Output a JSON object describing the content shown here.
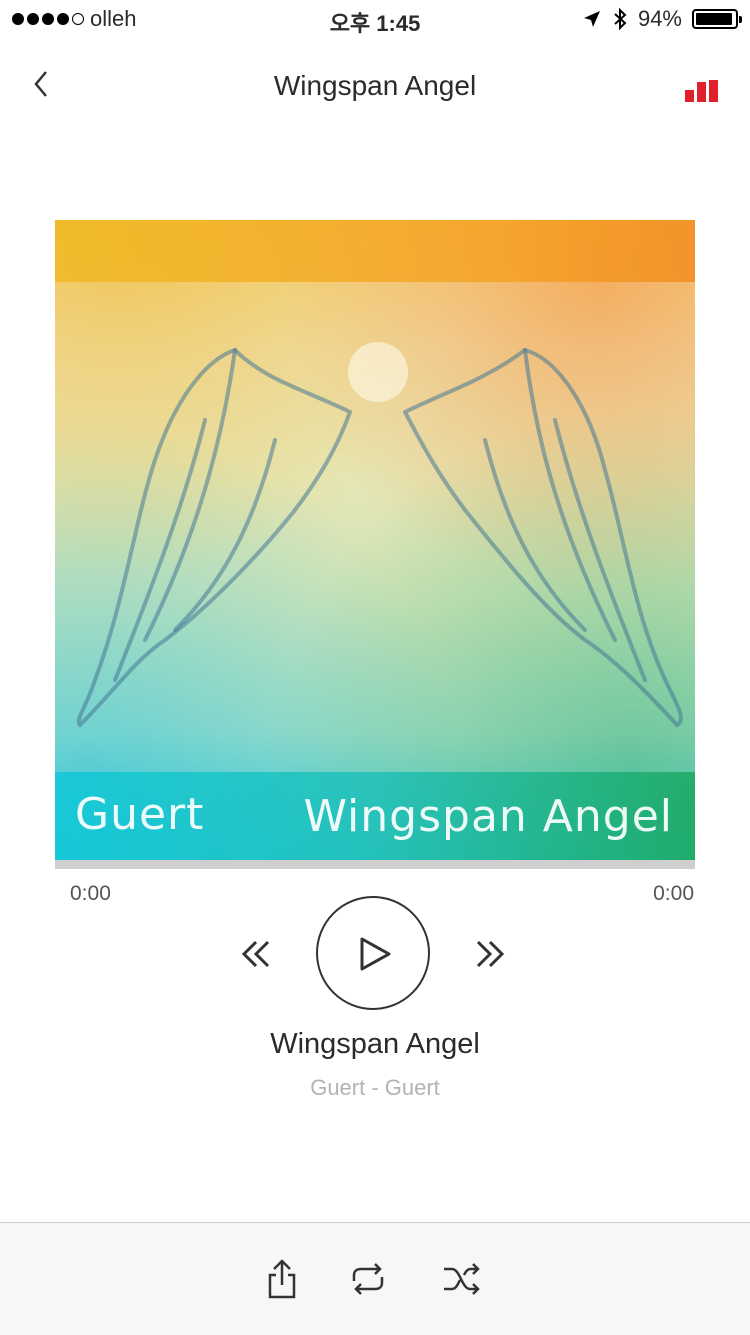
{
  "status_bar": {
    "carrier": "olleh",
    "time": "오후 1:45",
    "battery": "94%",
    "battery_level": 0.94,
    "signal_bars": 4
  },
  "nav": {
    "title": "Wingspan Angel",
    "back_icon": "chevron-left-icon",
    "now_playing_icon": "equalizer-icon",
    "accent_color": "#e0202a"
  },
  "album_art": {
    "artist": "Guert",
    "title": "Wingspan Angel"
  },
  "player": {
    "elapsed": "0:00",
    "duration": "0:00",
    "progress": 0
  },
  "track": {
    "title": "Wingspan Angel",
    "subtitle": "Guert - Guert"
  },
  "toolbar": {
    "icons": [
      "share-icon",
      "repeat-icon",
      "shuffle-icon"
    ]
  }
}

* **Exercise**
Take the entries shown above and quote them verbatim, passing over the pictures.

* **Answer to the task**
Output a JSON object describing the content shown here.
{
  "status_bar": {
    "carrier": "olleh",
    "time": "오후 1:45",
    "battery": "94%",
    "battery_level": 0.94,
    "signal_bars": 4
  },
  "nav": {
    "title": "Wingspan Angel",
    "back_icon": "chevron-left-icon",
    "now_playing_icon": "equalizer-icon",
    "accent_color": "#e0202a"
  },
  "album_art": {
    "artist": "Guert",
    "title": "Wingspan Angel"
  },
  "player": {
    "elapsed": "0:00",
    "duration": "0:00",
    "progress": 0
  },
  "track": {
    "title": "Wingspan Angel",
    "subtitle": "Guert - Guert"
  },
  "toolbar": {
    "icons": [
      "share-icon",
      "repeat-icon",
      "shuffle-icon"
    ]
  }
}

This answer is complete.